BEGIN

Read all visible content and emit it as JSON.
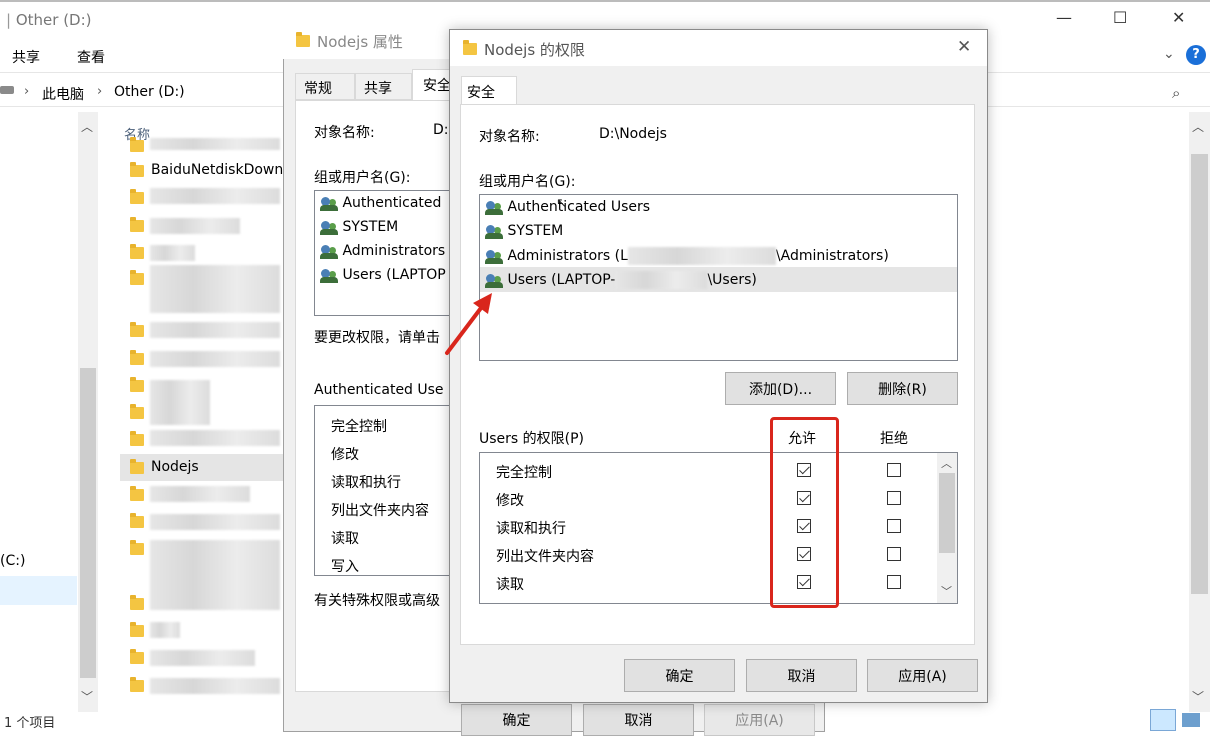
{
  "explorer": {
    "title": "Other (D:)",
    "ribbon_tabs": [
      "共享",
      "查看"
    ],
    "breadcrumb": [
      "此电脑",
      "Other (D:)"
    ],
    "column_name": "名称",
    "folders": [
      "BaiduNetdiskDownload",
      "Nodejs"
    ],
    "drive_label": "(C:)",
    "status": "1 个项目",
    "window_controls": {
      "min": "—",
      "max": "☐",
      "close": "✕"
    },
    "help": "?"
  },
  "props": {
    "title": "Nodejs 属性",
    "tabs": [
      "常规",
      "共享",
      "安全"
    ],
    "object_label": "对象名称:",
    "object_value": "D:",
    "group_label": "组或用户名(G):",
    "users": [
      "Authenticated",
      "SYSTEM",
      "Administrators",
      "Users (LAPTOP"
    ],
    "change_hint": "要更改权限，请单击",
    "perm_header": "Authenticated Use",
    "perms": [
      "完全控制",
      "修改",
      "读取和执行",
      "列出文件夹内容",
      "读取",
      "写入"
    ],
    "special_hint": "有关特殊权限或高级",
    "buttons": {
      "ok": "确定",
      "cancel": "取消",
      "apply": "应用(A)"
    }
  },
  "dialog": {
    "title": "Nodejs 的权限",
    "tab": "安全",
    "object_label": "对象名称:",
    "object_value": "D:\\Nodejs",
    "group_label": "组或用户名(G):",
    "users": [
      {
        "name": "Authenticated Users",
        "prefix": "",
        "suffix": ""
      },
      {
        "name": "SYSTEM",
        "prefix": "",
        "suffix": ""
      },
      {
        "name": "",
        "prefix": "Administrators (L",
        "suffix": "\\Administrators)"
      },
      {
        "name": "",
        "prefix": "Users (LAPTOP-",
        "suffix": "\\Users)"
      }
    ],
    "add_button": "添加(D)...",
    "remove_button": "删除(R)",
    "perm_header": "Users 的权限(P)",
    "allow_label": "允许",
    "deny_label": "拒绝",
    "perms": [
      {
        "label": "完全控制",
        "allow": true,
        "deny": false
      },
      {
        "label": "修改",
        "allow": true,
        "deny": false
      },
      {
        "label": "读取和执行",
        "allow": true,
        "deny": false
      },
      {
        "label": "列出文件夹内容",
        "allow": true,
        "deny": false
      },
      {
        "label": "读取",
        "allow": true,
        "deny": false
      }
    ],
    "buttons": {
      "ok": "确定",
      "cancel": "取消",
      "apply": "应用(A)"
    },
    "close": "✕"
  },
  "colors": {
    "highlight": "#d9261c",
    "selected_row": "#e5e5e5",
    "button": "#e1e1e1"
  }
}
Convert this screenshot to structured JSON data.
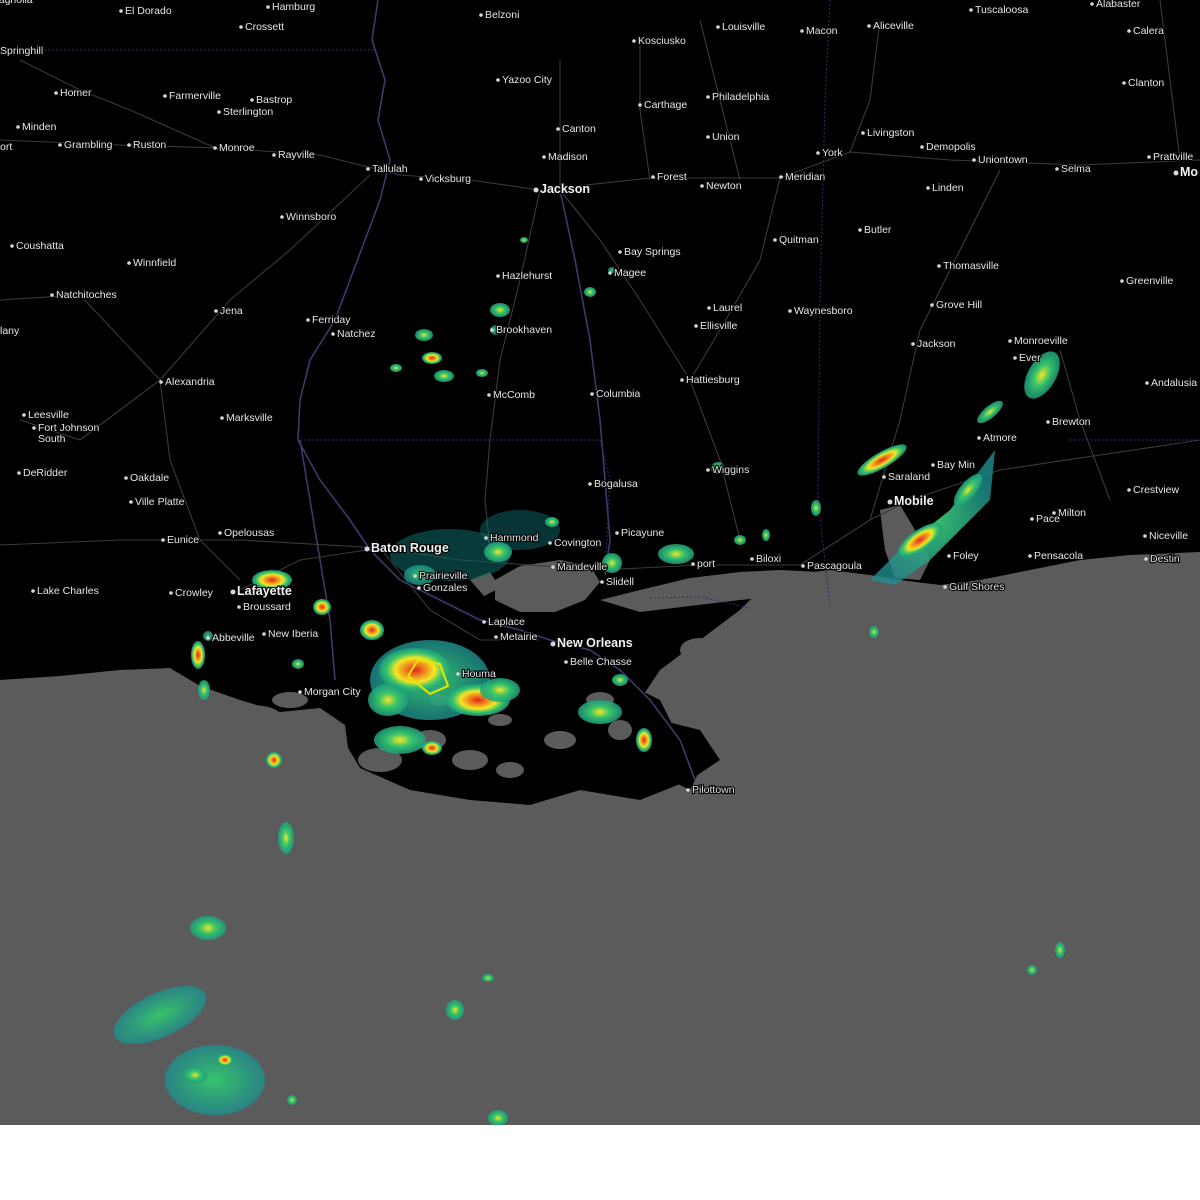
{
  "map": {
    "colors": {
      "land": "#000000",
      "water": "#5b5b5b",
      "roads": "#3a3a3a",
      "state_borders": "#26307a",
      "labels": "#e6e6e6",
      "warning_polygon": "#e6e600",
      "radar_light": "#1e9e7e",
      "radar_moderate": "#38c46a",
      "radar_heavy": "#f5e625",
      "radar_intense": "#f08c1e",
      "radar_extreme": "#e0241e"
    },
    "cities": [
      {
        "id": "magnolia",
        "name": "Magnolia"
      },
      {
        "id": "el-dorado",
        "name": "El Dorado"
      },
      {
        "id": "hamburg",
        "name": "Hamburg"
      },
      {
        "id": "crossett",
        "name": "Crossett"
      },
      {
        "id": "belzoni",
        "name": "Belzoni"
      },
      {
        "id": "louisville",
        "name": "Louisville"
      },
      {
        "id": "macon",
        "name": "Macon"
      },
      {
        "id": "aliceville",
        "name": "Aliceville"
      },
      {
        "id": "tuscaloosa",
        "name": "Tuscaloosa"
      },
      {
        "id": "alabaster",
        "name": "Alabaster"
      },
      {
        "id": "springhill",
        "name": "Springhill"
      },
      {
        "id": "kosciusko",
        "name": "Kosciusko"
      },
      {
        "id": "calera",
        "name": "Calera"
      },
      {
        "id": "yazoo-city",
        "name": "Yazoo City"
      },
      {
        "id": "homer",
        "name": "Homer"
      },
      {
        "id": "farmerville",
        "name": "Farmerville"
      },
      {
        "id": "bastrop",
        "name": "Bastrop"
      },
      {
        "id": "clanton",
        "name": "Clanton"
      },
      {
        "id": "sterlington",
        "name": "Sterlington"
      },
      {
        "id": "philadelphia",
        "name": "Philadelphia"
      },
      {
        "id": "carthage",
        "name": "Carthage"
      },
      {
        "id": "minden",
        "name": "Minden"
      },
      {
        "id": "canton",
        "name": "Canton"
      },
      {
        "id": "livingston",
        "name": "Livingston"
      },
      {
        "id": "union",
        "name": "Union"
      },
      {
        "id": "grambling",
        "name": "Grambling"
      },
      {
        "id": "ruston",
        "name": "Ruston"
      },
      {
        "id": "demopolis",
        "name": "Demopolis"
      },
      {
        "id": "ort",
        "name": "ort"
      },
      {
        "id": "monroe",
        "name": "Monroe"
      },
      {
        "id": "rayville",
        "name": "Rayville"
      },
      {
        "id": "york",
        "name": "York"
      },
      {
        "id": "prattville",
        "name": "Prattville"
      },
      {
        "id": "madison",
        "name": "Madison"
      },
      {
        "id": "uniontown",
        "name": "Uniontown"
      },
      {
        "id": "tallulah",
        "name": "Tallulah"
      },
      {
        "id": "selma",
        "name": "Selma"
      },
      {
        "id": "mo",
        "name": "Mo"
      },
      {
        "id": "forest",
        "name": "Forest"
      },
      {
        "id": "meridian",
        "name": "Meridian"
      },
      {
        "id": "vicksburg",
        "name": "Vicksburg"
      },
      {
        "id": "newton",
        "name": "Newton"
      },
      {
        "id": "linden",
        "name": "Linden"
      },
      {
        "id": "jackson",
        "name": "Jackson"
      },
      {
        "id": "winnsboro",
        "name": "Winnsboro"
      },
      {
        "id": "butler",
        "name": "Butler"
      },
      {
        "id": "quitman",
        "name": "Quitman"
      },
      {
        "id": "coushatta",
        "name": "Coushatta"
      },
      {
        "id": "bay-springs",
        "name": "Bay Springs"
      },
      {
        "id": "winnfield",
        "name": "Winnfield"
      },
      {
        "id": "thomasville",
        "name": "Thomasville"
      },
      {
        "id": "hazlehurst",
        "name": "Hazlehurst"
      },
      {
        "id": "magee",
        "name": "Magee"
      },
      {
        "id": "greenville",
        "name": "Greenville"
      },
      {
        "id": "natchitoches",
        "name": "Natchitoches"
      },
      {
        "id": "grove-hill",
        "name": "Grove Hill"
      },
      {
        "id": "laurel",
        "name": "Laurel"
      },
      {
        "id": "jena",
        "name": "Jena"
      },
      {
        "id": "waynesboro",
        "name": "Waynesboro"
      },
      {
        "id": "ferriday",
        "name": "Ferriday"
      },
      {
        "id": "ellisville",
        "name": "Ellisville"
      },
      {
        "id": "brookhaven",
        "name": "Brookhaven"
      },
      {
        "id": "lany",
        "name": "lany"
      },
      {
        "id": "natchez",
        "name": "Natchez"
      },
      {
        "id": "monroeville",
        "name": "Monroeville"
      },
      {
        "id": "jackson-al",
        "name": "Jackson"
      },
      {
        "id": "evergreen",
        "name": "Ever"
      },
      {
        "id": "alexandria",
        "name": "Alexandria"
      },
      {
        "id": "hattiesburg",
        "name": "Hattiesburg"
      },
      {
        "id": "andalusia",
        "name": "Andalusia"
      },
      {
        "id": "mccomb",
        "name": "McComb"
      },
      {
        "id": "columbia",
        "name": "Columbia"
      },
      {
        "id": "leesville",
        "name": "Leesville"
      },
      {
        "id": "marksville",
        "name": "Marksville"
      },
      {
        "id": "brewton",
        "name": "Brewton"
      },
      {
        "id": "fort-johnson-south",
        "name": "Fort Johnson\nSouth"
      },
      {
        "id": "atmore",
        "name": "Atmore"
      },
      {
        "id": "deridder",
        "name": "DeRidder"
      },
      {
        "id": "wiggins",
        "name": "Wiggins"
      },
      {
        "id": "oakdale",
        "name": "Oakdale"
      },
      {
        "id": "saraland",
        "name": "Saraland"
      },
      {
        "id": "bay-minette",
        "name": "Bay Min"
      },
      {
        "id": "crestview",
        "name": "Crestview"
      },
      {
        "id": "bogalusa",
        "name": "Bogalusa"
      },
      {
        "id": "ville-platte",
        "name": "Ville Platte"
      },
      {
        "id": "mobile",
        "name": "Mobile"
      },
      {
        "id": "milton",
        "name": "Milton"
      },
      {
        "id": "hammond",
        "name": "Hammond"
      },
      {
        "id": "pace",
        "name": "Pace"
      },
      {
        "id": "niceville",
        "name": "Niceville"
      },
      {
        "id": "opelousas",
        "name": "Opelousas"
      },
      {
        "id": "picayune",
        "name": "Picayune"
      },
      {
        "id": "eunice",
        "name": "Eunice"
      },
      {
        "id": "covington",
        "name": "Covington"
      },
      {
        "id": "baton-rouge",
        "name": "Baton Rouge"
      },
      {
        "id": "biloxi",
        "name": "Biloxi"
      },
      {
        "id": "gulfport",
        "name": "port"
      },
      {
        "id": "pascagoula",
        "name": "Pascagoula"
      },
      {
        "id": "mandeville",
        "name": "Mandeville"
      },
      {
        "id": "foley",
        "name": "Foley"
      },
      {
        "id": "pensacola",
        "name": "Pensacola"
      },
      {
        "id": "destin",
        "name": "Destin"
      },
      {
        "id": "prairieville",
        "name": "Prairieville"
      },
      {
        "id": "slidell",
        "name": "Slidell"
      },
      {
        "id": "lafayette",
        "name": "Lafayette"
      },
      {
        "id": "gonzales",
        "name": "Gonzales"
      },
      {
        "id": "gulf-shores",
        "name": "Gulf Shores"
      },
      {
        "id": "lake-charles",
        "name": "Lake Charles"
      },
      {
        "id": "crowley",
        "name": "Crowley"
      },
      {
        "id": "broussard",
        "name": "Broussard"
      },
      {
        "id": "laplace",
        "name": "Laplace"
      },
      {
        "id": "new-iberia",
        "name": "New Iberia"
      },
      {
        "id": "metairie",
        "name": "Metairie"
      },
      {
        "id": "abbeville",
        "name": "Abbeville"
      },
      {
        "id": "new-orleans",
        "name": "New Orleans"
      },
      {
        "id": "belle-chasse",
        "name": "Belle Chasse"
      },
      {
        "id": "houma",
        "name": "Houma"
      },
      {
        "id": "morgan-city",
        "name": "Morgan City"
      },
      {
        "id": "pilottown",
        "name": "Pilottown"
      }
    ]
  }
}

END

Instruction: In the listing, find each line with the string "Authenticated" and copy it.

Exercise response:
      "Authenticated",
    "perm_header": "Authenticated Use",
        "name": "Authenticated Users",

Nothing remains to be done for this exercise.